## DIRECTION:
Write out all lines holding the word "Store".
* Start EXERCISE MATERIALS *
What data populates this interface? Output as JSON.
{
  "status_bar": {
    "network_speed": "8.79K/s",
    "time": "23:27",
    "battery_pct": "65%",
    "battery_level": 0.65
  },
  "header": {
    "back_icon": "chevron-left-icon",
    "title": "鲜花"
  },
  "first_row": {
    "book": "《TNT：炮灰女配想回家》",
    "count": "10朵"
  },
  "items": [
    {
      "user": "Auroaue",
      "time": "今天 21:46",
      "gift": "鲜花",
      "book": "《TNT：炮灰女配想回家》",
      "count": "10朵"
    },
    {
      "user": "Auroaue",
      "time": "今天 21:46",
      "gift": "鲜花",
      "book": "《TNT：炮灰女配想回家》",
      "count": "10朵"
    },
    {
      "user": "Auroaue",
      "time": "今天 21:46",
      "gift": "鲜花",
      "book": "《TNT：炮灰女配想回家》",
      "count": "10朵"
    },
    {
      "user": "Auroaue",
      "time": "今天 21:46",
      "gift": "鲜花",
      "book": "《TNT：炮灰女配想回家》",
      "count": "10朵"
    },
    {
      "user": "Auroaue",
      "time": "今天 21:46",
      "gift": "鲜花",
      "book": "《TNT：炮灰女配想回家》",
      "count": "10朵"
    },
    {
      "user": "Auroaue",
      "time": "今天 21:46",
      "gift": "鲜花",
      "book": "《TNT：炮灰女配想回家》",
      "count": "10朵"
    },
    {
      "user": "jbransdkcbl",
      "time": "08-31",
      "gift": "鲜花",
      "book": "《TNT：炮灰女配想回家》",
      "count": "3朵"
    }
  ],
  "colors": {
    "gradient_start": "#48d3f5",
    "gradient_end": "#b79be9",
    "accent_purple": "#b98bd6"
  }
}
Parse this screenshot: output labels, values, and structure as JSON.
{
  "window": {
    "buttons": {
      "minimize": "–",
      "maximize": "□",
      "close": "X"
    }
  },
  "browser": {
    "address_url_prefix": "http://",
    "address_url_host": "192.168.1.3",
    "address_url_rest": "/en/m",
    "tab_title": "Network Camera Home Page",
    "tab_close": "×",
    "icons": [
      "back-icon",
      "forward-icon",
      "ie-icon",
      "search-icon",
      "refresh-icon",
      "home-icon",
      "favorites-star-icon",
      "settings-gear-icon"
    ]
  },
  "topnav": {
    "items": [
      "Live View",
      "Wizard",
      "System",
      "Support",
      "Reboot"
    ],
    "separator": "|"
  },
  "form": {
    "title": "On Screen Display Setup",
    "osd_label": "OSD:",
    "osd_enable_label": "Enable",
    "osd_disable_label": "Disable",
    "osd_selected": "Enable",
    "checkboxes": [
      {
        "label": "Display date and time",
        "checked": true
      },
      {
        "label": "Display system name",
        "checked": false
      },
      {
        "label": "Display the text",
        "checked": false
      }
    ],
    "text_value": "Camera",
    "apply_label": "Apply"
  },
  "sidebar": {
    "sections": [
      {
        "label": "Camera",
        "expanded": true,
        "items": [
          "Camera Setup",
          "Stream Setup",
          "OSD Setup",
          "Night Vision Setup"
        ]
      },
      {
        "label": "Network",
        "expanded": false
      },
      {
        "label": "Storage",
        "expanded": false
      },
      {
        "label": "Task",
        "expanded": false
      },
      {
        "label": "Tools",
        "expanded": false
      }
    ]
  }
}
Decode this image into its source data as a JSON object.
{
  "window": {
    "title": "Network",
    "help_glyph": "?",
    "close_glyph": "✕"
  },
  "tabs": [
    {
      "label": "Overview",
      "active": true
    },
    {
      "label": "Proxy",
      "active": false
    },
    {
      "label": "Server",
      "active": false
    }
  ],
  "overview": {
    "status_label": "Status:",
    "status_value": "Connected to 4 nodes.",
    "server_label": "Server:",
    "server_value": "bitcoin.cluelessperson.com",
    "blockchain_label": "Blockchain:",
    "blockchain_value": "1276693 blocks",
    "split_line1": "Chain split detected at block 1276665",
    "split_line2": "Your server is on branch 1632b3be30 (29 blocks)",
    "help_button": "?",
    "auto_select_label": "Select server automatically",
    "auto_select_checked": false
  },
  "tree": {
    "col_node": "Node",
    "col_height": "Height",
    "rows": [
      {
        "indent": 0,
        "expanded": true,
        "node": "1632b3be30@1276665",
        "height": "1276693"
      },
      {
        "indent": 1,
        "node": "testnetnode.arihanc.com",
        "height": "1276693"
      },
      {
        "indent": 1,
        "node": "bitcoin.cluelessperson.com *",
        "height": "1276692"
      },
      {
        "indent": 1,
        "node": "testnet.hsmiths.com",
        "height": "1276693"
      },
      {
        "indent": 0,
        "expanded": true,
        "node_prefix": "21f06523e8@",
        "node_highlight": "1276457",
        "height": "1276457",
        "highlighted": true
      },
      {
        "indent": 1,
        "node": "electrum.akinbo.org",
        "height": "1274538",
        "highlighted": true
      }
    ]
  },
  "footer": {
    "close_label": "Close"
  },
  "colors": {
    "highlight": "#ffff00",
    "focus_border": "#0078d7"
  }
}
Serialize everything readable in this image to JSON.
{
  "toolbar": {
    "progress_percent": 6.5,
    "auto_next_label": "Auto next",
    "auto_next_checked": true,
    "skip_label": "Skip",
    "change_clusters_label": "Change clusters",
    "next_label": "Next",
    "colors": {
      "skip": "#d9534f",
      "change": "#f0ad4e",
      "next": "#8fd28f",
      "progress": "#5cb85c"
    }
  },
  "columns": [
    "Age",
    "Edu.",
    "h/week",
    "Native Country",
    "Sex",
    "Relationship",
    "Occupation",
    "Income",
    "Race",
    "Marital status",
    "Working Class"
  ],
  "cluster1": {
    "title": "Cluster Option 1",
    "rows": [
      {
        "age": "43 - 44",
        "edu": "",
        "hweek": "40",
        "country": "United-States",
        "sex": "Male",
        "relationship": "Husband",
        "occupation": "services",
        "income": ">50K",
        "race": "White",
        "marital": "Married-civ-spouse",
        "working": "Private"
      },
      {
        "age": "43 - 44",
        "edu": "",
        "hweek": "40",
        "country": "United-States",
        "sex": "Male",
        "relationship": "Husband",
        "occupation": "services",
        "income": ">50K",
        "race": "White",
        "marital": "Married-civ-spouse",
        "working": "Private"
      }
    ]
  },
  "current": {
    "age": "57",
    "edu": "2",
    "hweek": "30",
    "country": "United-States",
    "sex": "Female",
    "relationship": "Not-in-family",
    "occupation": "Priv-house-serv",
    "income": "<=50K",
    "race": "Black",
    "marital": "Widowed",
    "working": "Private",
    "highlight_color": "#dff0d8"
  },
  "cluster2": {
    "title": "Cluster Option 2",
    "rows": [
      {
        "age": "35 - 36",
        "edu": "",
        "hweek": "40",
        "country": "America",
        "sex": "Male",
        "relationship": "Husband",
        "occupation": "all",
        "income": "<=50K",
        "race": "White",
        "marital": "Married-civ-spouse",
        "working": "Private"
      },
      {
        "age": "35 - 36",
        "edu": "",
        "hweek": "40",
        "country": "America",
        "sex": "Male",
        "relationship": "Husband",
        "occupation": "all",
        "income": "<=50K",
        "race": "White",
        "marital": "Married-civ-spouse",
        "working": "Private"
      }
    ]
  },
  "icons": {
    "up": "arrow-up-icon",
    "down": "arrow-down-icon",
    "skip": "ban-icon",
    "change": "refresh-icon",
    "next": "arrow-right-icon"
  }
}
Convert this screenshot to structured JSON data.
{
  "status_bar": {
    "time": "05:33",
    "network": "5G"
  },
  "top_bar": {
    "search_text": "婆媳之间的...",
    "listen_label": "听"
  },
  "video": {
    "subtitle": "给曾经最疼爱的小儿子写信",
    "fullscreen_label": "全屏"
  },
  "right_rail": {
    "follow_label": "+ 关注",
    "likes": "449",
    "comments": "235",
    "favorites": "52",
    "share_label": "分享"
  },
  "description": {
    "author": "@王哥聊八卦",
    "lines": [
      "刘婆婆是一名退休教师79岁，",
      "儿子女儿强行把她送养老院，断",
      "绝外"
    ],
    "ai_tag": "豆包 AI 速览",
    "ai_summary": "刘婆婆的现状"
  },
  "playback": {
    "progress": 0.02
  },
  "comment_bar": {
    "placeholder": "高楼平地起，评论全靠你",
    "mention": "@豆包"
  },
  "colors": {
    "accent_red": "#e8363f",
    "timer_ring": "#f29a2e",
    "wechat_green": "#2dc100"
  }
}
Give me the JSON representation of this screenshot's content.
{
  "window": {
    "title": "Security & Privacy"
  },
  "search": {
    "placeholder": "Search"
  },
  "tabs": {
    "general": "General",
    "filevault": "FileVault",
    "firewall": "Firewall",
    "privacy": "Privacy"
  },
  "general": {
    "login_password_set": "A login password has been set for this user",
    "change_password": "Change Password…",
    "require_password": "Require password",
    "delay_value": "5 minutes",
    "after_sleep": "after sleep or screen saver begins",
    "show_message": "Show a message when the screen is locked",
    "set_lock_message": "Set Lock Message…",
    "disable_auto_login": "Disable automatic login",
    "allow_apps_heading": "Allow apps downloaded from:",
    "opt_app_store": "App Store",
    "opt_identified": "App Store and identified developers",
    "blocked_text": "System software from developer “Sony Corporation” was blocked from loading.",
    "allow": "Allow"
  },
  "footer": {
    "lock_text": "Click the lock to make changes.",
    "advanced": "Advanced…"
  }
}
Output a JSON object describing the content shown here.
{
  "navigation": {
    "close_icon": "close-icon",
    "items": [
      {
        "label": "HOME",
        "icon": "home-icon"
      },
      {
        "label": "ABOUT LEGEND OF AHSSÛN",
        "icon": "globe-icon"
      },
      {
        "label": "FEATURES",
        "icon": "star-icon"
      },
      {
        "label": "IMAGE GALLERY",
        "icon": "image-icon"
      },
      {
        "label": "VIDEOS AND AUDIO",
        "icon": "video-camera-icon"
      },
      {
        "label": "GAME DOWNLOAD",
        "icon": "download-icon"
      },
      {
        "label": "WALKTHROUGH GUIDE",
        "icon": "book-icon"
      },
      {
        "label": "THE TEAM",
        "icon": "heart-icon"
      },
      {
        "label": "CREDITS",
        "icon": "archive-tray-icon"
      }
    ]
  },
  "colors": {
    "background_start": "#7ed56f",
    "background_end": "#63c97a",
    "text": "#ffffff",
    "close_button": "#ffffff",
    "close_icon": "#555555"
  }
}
* End EXERCISE MATERIALS *
## SOLUTION TO THE EXERCISE:
    "opt_app_store": "App Store",
    "opt_identified": "App Store and identified developers",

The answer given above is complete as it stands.